▶ **WRITTEN EXERCISE**:
Copy all lines below exactly as written. Leave pictures out.

▶ **MATERIAL SUPPLIED**:
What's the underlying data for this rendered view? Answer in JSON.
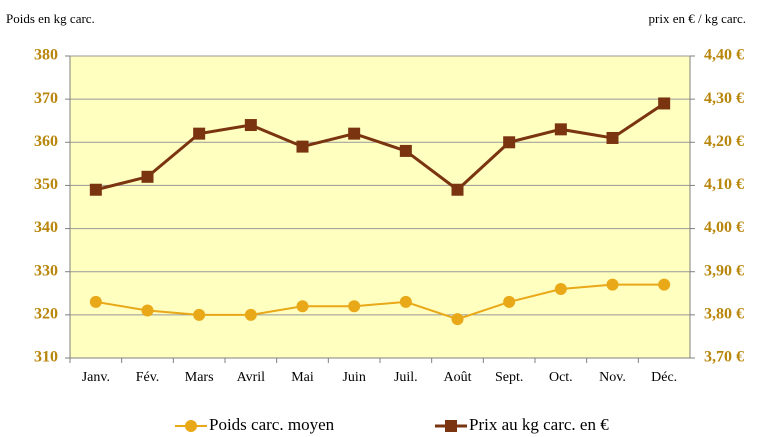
{
  "chart_data": {
    "type": "line",
    "y_label": "Poids en kg carc.",
    "y2_label": "prix en € / kg carc.",
    "categories": [
      "Janv.",
      "Fév.",
      "Mars",
      "Avril",
      "Mai",
      "Juin",
      "Juil.",
      "Août",
      "Sept.",
      "Oct.",
      "Nov.",
      "Déc."
    ],
    "series": [
      {
        "name": "Poids carc. moyen",
        "color": "#e8a818",
        "values": [
          323,
          321,
          320,
          320,
          322,
          322,
          323,
          319,
          323,
          326,
          327,
          327
        ]
      },
      {
        "name": "Prix au kg carc. en €",
        "color": "#7a3410",
        "axis": "y2",
        "values": [
          4.09,
          4.12,
          4.22,
          4.24,
          4.19,
          4.22,
          4.18,
          4.09,
          4.2,
          4.23,
          4.21,
          4.29
        ]
      }
    ],
    "ylim": [
      310,
      380
    ],
    "yticks": [
      310,
      320,
      330,
      340,
      350,
      360,
      370,
      380
    ],
    "y2lim": [
      3.7,
      4.4
    ],
    "y2ticks": [
      {
        "value": 3.7,
        "label": "3,70 €"
      },
      {
        "value": 3.8,
        "label": "3,80 €"
      },
      {
        "value": 3.9,
        "label": "3,90 €"
      },
      {
        "value": 4.0,
        "label": "4,00 €"
      },
      {
        "value": 4.1,
        "label": "4,10 €"
      },
      {
        "value": 4.2,
        "label": "4,20 €"
      },
      {
        "value": 4.3,
        "label": "4,30 €"
      },
      {
        "value": 4.4,
        "label": "4,40 €"
      }
    ],
    "grid": true,
    "legend": "bottom"
  }
}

▶ **THE REPLY**:
What's the underlying data for this rendered view? Answer in JSON.
{
  "chart_data": {
    "type": "line",
    "y_label": "Poids en kg carc.",
    "y2_label": "prix en € / kg carc.",
    "categories": [
      "Janv.",
      "Fév.",
      "Mars",
      "Avril",
      "Mai",
      "Juin",
      "Juil.",
      "Août",
      "Sept.",
      "Oct.",
      "Nov.",
      "Déc."
    ],
    "series": [
      {
        "name": "Poids carc. moyen",
        "color": "#e8a818",
        "values": [
          323,
          321,
          320,
          320,
          322,
          322,
          323,
          319,
          323,
          326,
          327,
          327
        ]
      },
      {
        "name": "Prix au kg carc. en €",
        "color": "#7a3410",
        "axis": "y2",
        "values": [
          4.09,
          4.12,
          4.22,
          4.24,
          4.19,
          4.22,
          4.18,
          4.09,
          4.2,
          4.23,
          4.21,
          4.29
        ]
      }
    ],
    "ylim": [
      310,
      380
    ],
    "yticks": [
      310,
      320,
      330,
      340,
      350,
      360,
      370,
      380
    ],
    "y2lim": [
      3.7,
      4.4
    ],
    "y2ticks": [
      {
        "value": 3.7,
        "label": "3,70 €"
      },
      {
        "value": 3.8,
        "label": "3,80 €"
      },
      {
        "value": 3.9,
        "label": "3,90 €"
      },
      {
        "value": 4.0,
        "label": "4,00 €"
      },
      {
        "value": 4.1,
        "label": "4,10 €"
      },
      {
        "value": 4.2,
        "label": "4,20 €"
      },
      {
        "value": 4.3,
        "label": "4,30 €"
      },
      {
        "value": 4.4,
        "label": "4,40 €"
      }
    ],
    "grid": true,
    "legend": "bottom"
  }
}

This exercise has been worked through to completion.